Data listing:
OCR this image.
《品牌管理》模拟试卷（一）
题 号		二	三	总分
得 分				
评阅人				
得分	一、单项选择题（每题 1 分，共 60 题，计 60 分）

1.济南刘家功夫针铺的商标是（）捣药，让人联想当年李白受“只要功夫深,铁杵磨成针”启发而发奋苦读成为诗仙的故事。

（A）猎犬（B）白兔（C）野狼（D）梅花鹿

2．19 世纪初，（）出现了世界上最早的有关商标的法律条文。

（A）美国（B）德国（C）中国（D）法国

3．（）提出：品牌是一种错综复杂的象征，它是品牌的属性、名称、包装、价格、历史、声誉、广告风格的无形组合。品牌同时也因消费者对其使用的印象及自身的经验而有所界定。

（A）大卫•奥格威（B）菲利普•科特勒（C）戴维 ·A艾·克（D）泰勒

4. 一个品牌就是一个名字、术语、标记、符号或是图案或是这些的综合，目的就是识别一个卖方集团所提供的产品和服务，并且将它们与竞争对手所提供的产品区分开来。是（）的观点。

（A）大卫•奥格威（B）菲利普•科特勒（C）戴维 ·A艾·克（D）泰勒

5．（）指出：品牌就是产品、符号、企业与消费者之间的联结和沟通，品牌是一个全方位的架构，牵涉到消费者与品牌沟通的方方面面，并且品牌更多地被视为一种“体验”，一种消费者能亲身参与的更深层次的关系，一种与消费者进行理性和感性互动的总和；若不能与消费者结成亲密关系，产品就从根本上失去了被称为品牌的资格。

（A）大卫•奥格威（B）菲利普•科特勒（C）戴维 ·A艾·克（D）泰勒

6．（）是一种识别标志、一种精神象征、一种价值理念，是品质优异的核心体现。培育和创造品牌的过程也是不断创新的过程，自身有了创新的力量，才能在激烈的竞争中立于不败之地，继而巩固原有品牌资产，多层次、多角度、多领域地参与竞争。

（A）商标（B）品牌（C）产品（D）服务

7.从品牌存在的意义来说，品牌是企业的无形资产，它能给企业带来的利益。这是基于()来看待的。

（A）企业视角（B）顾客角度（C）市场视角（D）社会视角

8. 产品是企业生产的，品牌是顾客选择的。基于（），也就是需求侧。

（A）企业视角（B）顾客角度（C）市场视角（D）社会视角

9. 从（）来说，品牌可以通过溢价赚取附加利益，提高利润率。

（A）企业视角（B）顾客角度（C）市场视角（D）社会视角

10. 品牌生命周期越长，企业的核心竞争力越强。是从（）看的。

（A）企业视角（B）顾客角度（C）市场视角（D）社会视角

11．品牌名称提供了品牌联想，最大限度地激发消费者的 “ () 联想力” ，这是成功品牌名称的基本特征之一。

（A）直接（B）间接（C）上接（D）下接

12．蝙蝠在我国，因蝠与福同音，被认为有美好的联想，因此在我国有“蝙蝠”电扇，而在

_Short problem_
Write out the entries above once more, without altering anything.

_Answer below_
OCR this image.
《品牌管理》模拟试卷（一）
题 号		二	三	总分
得 分				
评阅人				
得分	一、单项选择题（每题 1 分，共 60 题，计 60 分）

1.济南刘家功夫针铺的商标是（）捣药，让人联想当年李白受“只要功夫深,铁杵磨成针”启发而发奋苦读成为诗仙的故事。

（A）猎犬（B）白兔（C）野狼（D）梅花鹿

2．19 世纪初，（）出现了世界上最早的有关商标的法律条文。

（A）美国（B）德国（C）中国（D）法国

3．（）提出：品牌是一种错综复杂的象征，它是品牌的属性、名称、包装、价格、历史、声誉、广告风格的无形组合。品牌同时也因消费者对其使用的印象及自身的经验而有所界定。

（A）大卫•奥格威（B）菲利普•科特勒（C）戴维 ·A艾·克（D）泰勒

4. 一个品牌就是一个名字、术语、标记、符号或是图案或是这些的综合，目的就是识别一个卖方集团所提供的产品和服务，并且将它们与竞争对手所提供的产品区分开来。是（）的观点。

（A）大卫•奥格威（B）菲利普•科特勒（C）戴维 ·A艾·克（D）泰勒

5．（）指出：品牌就是产品、符号、企业与消费者之间的联结和沟通，品牌是一个全方位的架构，牵涉到消费者与品牌沟通的方方面面，并且品牌更多地被视为一种“体验”，一种消费者能亲身参与的更深层次的关系，一种与消费者进行理性和感性互动的总和；若不能与消费者结成亲密关系，产品就从根本上失去了被称为品牌的资格。

（A）大卫•奥格威（B）菲利普•科特勒（C）戴维 ·A艾·克（D）泰勒

6．（）是一种识别标志、一种精神象征、一种价值理念，是品质优异的核心体现。培育和创造品牌的过程也是不断创新的过程，自身有了创新的力量，才能在激烈的竞争中立于不败之地，继而巩固原有品牌资产，多层次、多角度、多领域地参与竞争。

（A）商标（B）品牌（C）产品（D）服务

7.从品牌存在的意义来说，品牌是企业的无形资产，它能给企业带来的利益。这是基于()来看待的。

（A）企业视角（B）顾客角度（C）市场视角（D）社会视角

8. 产品是企业生产的，品牌是顾客选择的。基于（），也就是需求侧。

（A）企业视角（B）顾客角度（C）市场视角（D）社会视角

9. 从（）来说，品牌可以通过溢价赚取附加利益，提高利润率。

（A）企业视角（B）顾客角度（C）市场视角（D）社会视角

10. 品牌生命周期越长，企业的核心竞争力越强。是从（）看的。

（A）企业视角（B）顾客角度（C）市场视角（D）社会视角

11．品牌名称提供了品牌联想，最大限度地激发消费者的 “ () 联想力” ，这是成功品牌名称的基本特征之一。

（A）直接（B）间接（C）上接（D）下接

12．蝙蝠在我国，因蝠与福同音，被认为有美好的联想，因此在我国有“蝙蝠”电扇，而在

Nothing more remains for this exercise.